§ **EXERCÍCIO ESCRITO A**
Reescreva o trecho do texto sobre o Abaporu começando em "Nos baseamos no" e seguindo até "como isso ocorreu?", trocando "quadro" por "painel".
§ **EXERCÍCIO ESCRITO B**
Resuma em duas frases o texto sobre o Abaporu.
§ **EXERCÍCIO ESCRITO C**
Dê continuidade ao texto sobre o Abaporu a partir do ponto em que ele para.

§ **DOCUMENTO**
══════════
Bom, como havia dito a vocês, estas oito primeiras obras foram selecionadas pelo historiador da Arte Kelly Grovier
para o livro "Uma Nova Maneira de Ver: A História da Arte em cinquenta e sete Obras"
Nos baseamos no texto de Grovier para falar das obras até agora
Mas, nós aqui na BBC Brasil, tomamos uma liberdade e selecionamos uma obra-prima brasileira, para finalizar este vídeo
Quem não conhece O Abaporu? Em 1928 a artista paulistana Tarsila do Amaral
finalizou e deu de presente de aniversário este quadro a seu marido, o poeta Oswald de Andrade
O quadro acabou se tornando um dos símbolos do movimento antropofágico,
que pretendia absorver a cultura europeia, dominante, e transformá-la em algo nacional
O que chama mais atenção na pintura é a desproporção da figura. Mas como isso ocorreu?
══════════
§ **DADOS ARMAZENADOS**
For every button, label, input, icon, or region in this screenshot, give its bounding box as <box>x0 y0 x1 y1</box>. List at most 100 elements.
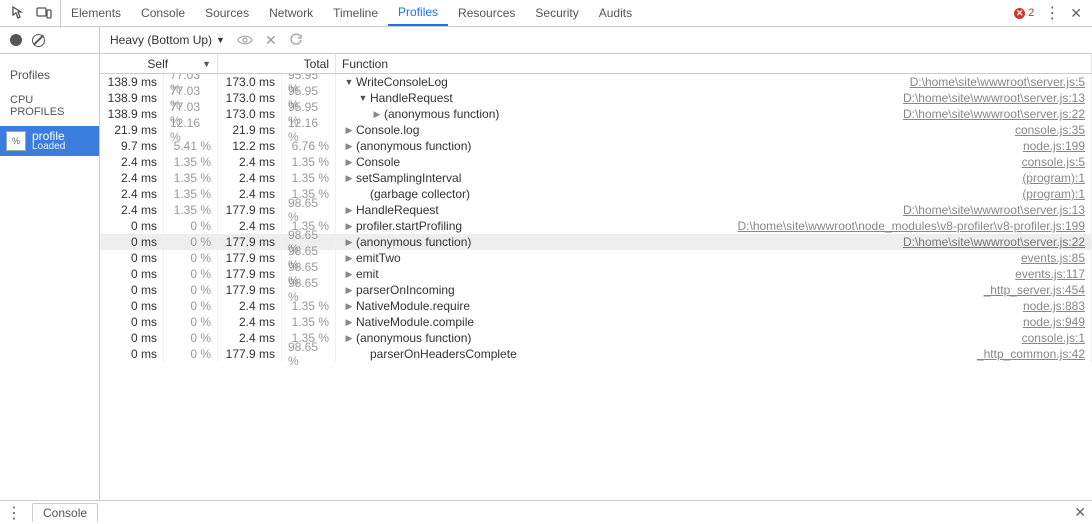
══════════
§ **RESPOSTA ESPERADA A**
Nos baseamos no texto de Grovier para falar das obras até agora
Mas, nós aqui na BBC Brasil, tomamos uma liberdade e selecionamos uma obra-prima brasileira, para finalizar este vídeo
Quem não conhece O Abaporu? Em 1928 a artista paulistana Tarsila do Amaral
finalizou e deu de presente de aniversário este painel a seu marido, o poeta Oswald de Andrade
O painel acabou se tornando um dos símbolos do movimento antropofágico,
que pretendia absorver a cultura europeia, dominante, e transformá-la em algo nacional
O que chama mais atenção na pintura é a desproporção da figura. Mas como isso ocorreu?

§ **RESPOSTA ESPERADA B**
As oito primeiras obras foram escolhidas pelo historiador da arte Kelly Grovier para um livro, e a BBC Brasil acrescentou uma obra brasileira para encerrar o vídeo: O Abaporu, que Tarsila do Amaral terminou em 1928 e deu de presente de aniversário ao marido, o poeta Oswald de Andrade. O quadro virou um dos símbolos do movimento antropofágico, que pretendia absorver a cultura europeia dominante e transformá-la em algo nacional.

§ **RESPOSTA ESPERADA C**
Em 2019, a BBC Brasil perguntou à neta da pintora, Tarsilinha do Amaral,
a razão para esta abordagem da pintora. Tarsilinha, que escreveu o livro
"Abaporu: Uma Obra de Amor", descobriu que na casa onde a artista morava com Oswald, na região central de São Paulo,
havia um grande espelho que ficava inclinado no corredor que dava para seu quarto-ateliê
O reflexo, distorcido por conta da posição inclinada do espelho, mexeu com
a imaginação da artista, conta Tarsilinha. A cabeça dela aparecia bem pequena
O pé, gigante. A boca e os olhos quase sumindo, e a mão caída ao lado do pé grande… Que figura diferente!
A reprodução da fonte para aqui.